__The exercise__. Check every line below for the word "Enter" and give only the number of lines where it appears.

----- Entries provided -----

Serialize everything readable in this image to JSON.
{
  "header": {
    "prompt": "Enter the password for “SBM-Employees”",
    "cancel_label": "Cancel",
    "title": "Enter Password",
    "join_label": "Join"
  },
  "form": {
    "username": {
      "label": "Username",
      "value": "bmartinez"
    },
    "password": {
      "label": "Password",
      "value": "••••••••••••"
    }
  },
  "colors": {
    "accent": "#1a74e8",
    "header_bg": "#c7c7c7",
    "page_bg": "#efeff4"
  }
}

-----
----- Entries provided -----

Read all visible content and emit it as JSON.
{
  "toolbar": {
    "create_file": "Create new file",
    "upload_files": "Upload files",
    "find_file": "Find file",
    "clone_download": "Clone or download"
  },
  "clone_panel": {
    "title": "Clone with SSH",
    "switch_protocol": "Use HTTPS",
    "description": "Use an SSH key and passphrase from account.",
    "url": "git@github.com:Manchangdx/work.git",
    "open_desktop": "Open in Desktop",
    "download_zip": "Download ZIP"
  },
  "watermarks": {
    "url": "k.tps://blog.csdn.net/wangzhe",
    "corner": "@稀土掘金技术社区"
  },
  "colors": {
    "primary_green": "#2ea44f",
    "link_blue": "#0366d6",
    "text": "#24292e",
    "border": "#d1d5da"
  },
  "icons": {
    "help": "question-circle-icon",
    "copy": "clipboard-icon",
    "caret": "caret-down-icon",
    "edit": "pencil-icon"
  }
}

-----
----- Entries provided -----

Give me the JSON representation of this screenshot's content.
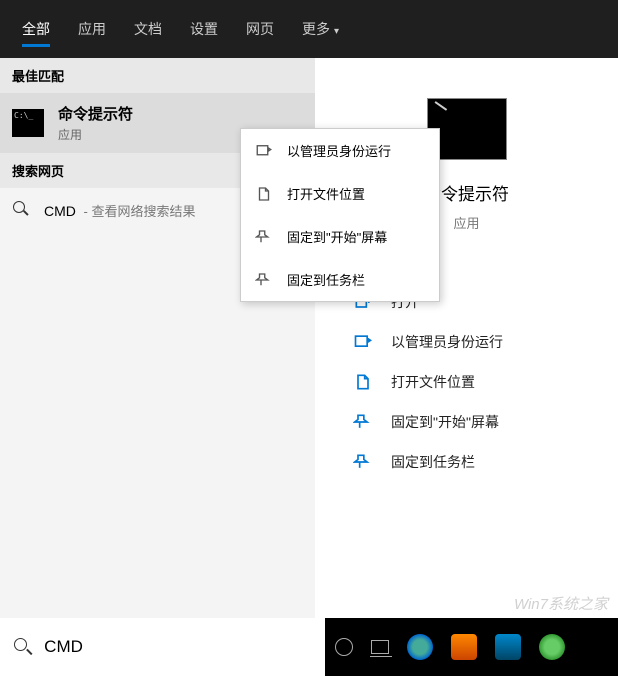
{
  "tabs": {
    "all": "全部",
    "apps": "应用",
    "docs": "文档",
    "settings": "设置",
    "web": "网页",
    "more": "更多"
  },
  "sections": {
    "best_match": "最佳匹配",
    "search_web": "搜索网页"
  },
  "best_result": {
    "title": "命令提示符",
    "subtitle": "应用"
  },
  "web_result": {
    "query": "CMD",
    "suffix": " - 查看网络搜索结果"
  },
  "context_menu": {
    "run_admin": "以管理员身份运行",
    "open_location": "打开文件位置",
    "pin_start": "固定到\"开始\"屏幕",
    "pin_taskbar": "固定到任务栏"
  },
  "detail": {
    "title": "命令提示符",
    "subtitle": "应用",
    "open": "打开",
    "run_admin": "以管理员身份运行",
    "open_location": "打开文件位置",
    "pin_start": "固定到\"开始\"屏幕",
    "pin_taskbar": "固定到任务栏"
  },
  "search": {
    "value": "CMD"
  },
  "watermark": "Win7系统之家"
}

-----

__Written reply__. 2